(Aim): How many lines in the items below contain the string "text"? Matches are case-sensitive, and the reply should be only the number.

(Data extract):
^^^^^^^^^^^^^^^^

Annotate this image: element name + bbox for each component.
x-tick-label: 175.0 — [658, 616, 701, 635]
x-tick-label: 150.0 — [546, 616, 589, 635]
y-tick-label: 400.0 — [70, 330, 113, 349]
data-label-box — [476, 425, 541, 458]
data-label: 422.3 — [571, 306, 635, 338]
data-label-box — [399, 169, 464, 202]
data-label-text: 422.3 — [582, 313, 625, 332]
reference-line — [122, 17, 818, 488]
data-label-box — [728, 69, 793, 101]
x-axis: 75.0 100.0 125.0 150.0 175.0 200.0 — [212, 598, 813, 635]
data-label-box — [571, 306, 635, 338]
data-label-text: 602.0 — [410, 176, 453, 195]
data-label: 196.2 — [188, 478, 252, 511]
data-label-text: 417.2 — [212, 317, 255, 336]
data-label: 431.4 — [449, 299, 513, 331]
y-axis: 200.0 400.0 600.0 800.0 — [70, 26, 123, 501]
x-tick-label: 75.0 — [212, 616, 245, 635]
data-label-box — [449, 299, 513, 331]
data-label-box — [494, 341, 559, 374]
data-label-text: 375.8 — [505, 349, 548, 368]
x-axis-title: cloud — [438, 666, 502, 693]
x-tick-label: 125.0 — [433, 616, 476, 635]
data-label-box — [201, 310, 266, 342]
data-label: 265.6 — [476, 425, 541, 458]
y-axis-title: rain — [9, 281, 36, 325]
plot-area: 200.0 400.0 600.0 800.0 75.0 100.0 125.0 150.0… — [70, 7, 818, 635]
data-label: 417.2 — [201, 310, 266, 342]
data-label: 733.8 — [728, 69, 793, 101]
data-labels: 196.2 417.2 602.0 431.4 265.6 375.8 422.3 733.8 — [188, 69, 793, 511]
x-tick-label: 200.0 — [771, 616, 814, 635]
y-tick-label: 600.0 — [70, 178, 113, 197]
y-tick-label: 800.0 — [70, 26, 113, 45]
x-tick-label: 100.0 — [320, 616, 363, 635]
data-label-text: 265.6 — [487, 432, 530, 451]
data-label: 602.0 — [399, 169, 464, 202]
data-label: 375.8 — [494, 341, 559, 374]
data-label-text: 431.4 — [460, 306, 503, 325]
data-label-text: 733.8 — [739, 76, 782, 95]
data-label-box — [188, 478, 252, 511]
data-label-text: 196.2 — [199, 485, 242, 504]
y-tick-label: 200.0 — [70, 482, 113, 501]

^^^^^^^^^^^^^^^^

(Response for this exercise): 8